> _Cytowany fragment_
---

Trwa dobra passa Mickiewicza Kluczbork, który jednak w sobotnie popołudnie męczył się w Głogowie. Miejscowy Chrobry prowadził już 2:1, ale ostatecznie to goście triumfowali w tie-breaku. Emocji nie brakowało, pojawiła się czerwona kartka, a nawet wykluczenie z gry w końcówce spotkania.
Początek meczu był wyrównany, ale po kontrach Konrada Muchy i Mateusza Lindy to Mickiewicz wysforował się na prowadzenie (10:7). Nie cieszył się z niego zbyt długo, bo po akcji Krzysztofa Rykały gospodarze wrócili do gry (11:11). Z czasem to oni zaczęli przejmować inicjatywę na boisku, a duża w tym zasługa Macieja Polańskiego (17:14). Kluczborczanie się nie poddawali, a ich atakujący pozwolił im odrobić straty (22:22). W końcówce oba zespoły grały niedokładnie, ale o losach seta musiała zadecydować batalia na przewagi. Po błędzie w ataku Lindy padła ona łupem Chrobrego (26:24).

---

> _Podane informacje_
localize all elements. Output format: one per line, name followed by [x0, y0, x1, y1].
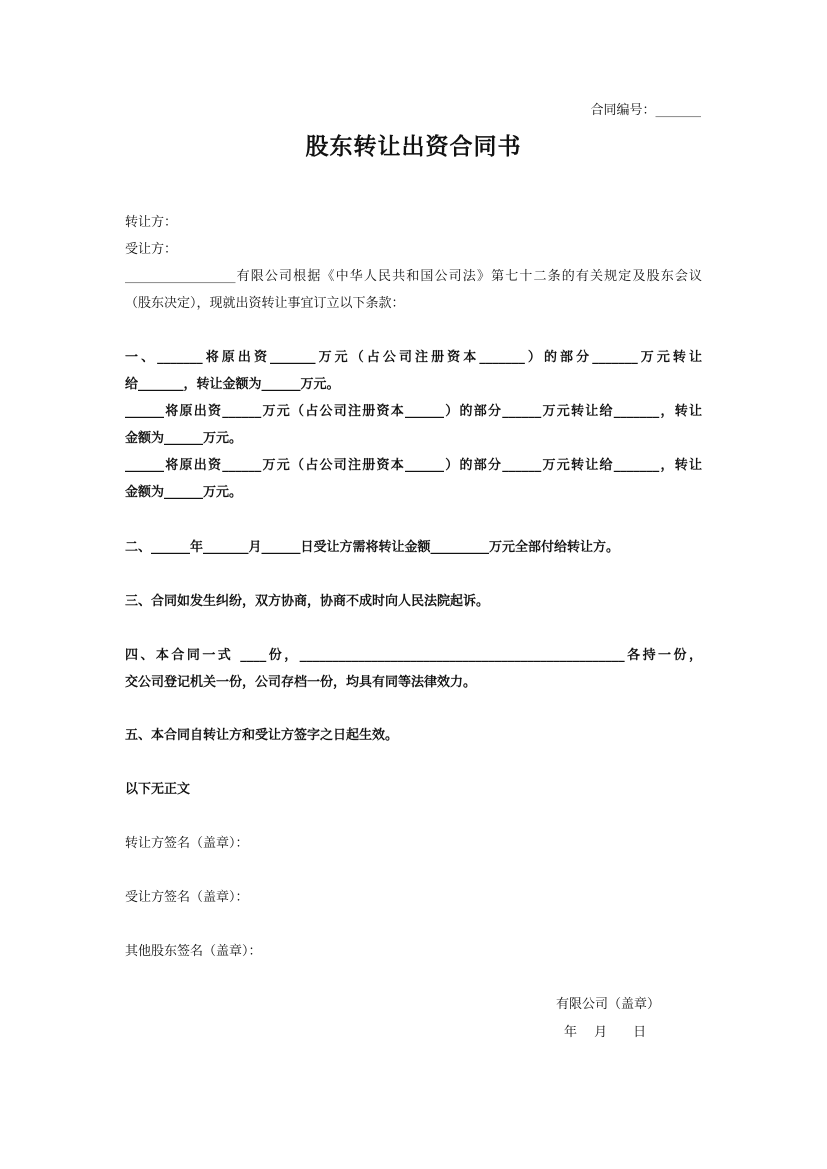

---

> _Zadania do rozwiązania_
- a) Przepisz z tekstu o meczu w Głogowie fragment od „Trwa dobra passa” do „w końcówce spotkania.”.
- b) Która drużyna wygrała sobotni mecz w Głogowie według tekstu o tym spotkaniu?
- c) Napisz dalszy ciąg tekstu o meczu Chrobrego z Mickiewiczem, zaczynając po jego ostatnim zdaniu.

> _Wyniki po kolei_
- a)
Trwa dobra passa Mickiewicza Kluczbork, który jednak w sobotnie popołudnie męczył się w Głogowie. Miejscowy Chrobry prowadził już 2:1, ale ostatecznie to goście triumfowali w tie-breaku. Emocji nie brakowało, pojawiła się czerwona kartka, a nawet wykluczenie z gry w końcówce spotkania.

- b) Mickiewicz Kluczbork, który triumfował w tie-breaku.

- c)
W drugim secie poszedł on za ciosem, a po asie serwisowym Filipa Bieguna głogowianie wysforowali się na prowadzenie 4:1. Przy zagrywce Konrada Muchy przyjezdni odrobili część strat, ale wciąż na prowadzeniu był Chrobry. Dopiero za sprawą Artura Pasińskiego Mickiewicz wrócił do gry. Po asie serwisowym Olczyka to on zaczął przejmować inicjatywę na boisku. Jego koledzy dołożyli dwa bloki, a przewaga kluczborczan robiła się coraz wyraźniejsza (14:10). Przy zagrywce Sebastiana Lisickiego gospodarze rzucili się do odrabiania strat, a po niedokładnościach rywali doprowadzili do remisu (16:16). Przy stanie 21:21 oba zespoły weszły w decydującą część tej odsłony. Zanosiło się nawet na grę na przewagi, ale pomyłka w ataku Lisickiego i skuteczne zbicie Lindy pozwoliły Mickiewiczowi doprowadzić do remisu w całym meczu (25:23).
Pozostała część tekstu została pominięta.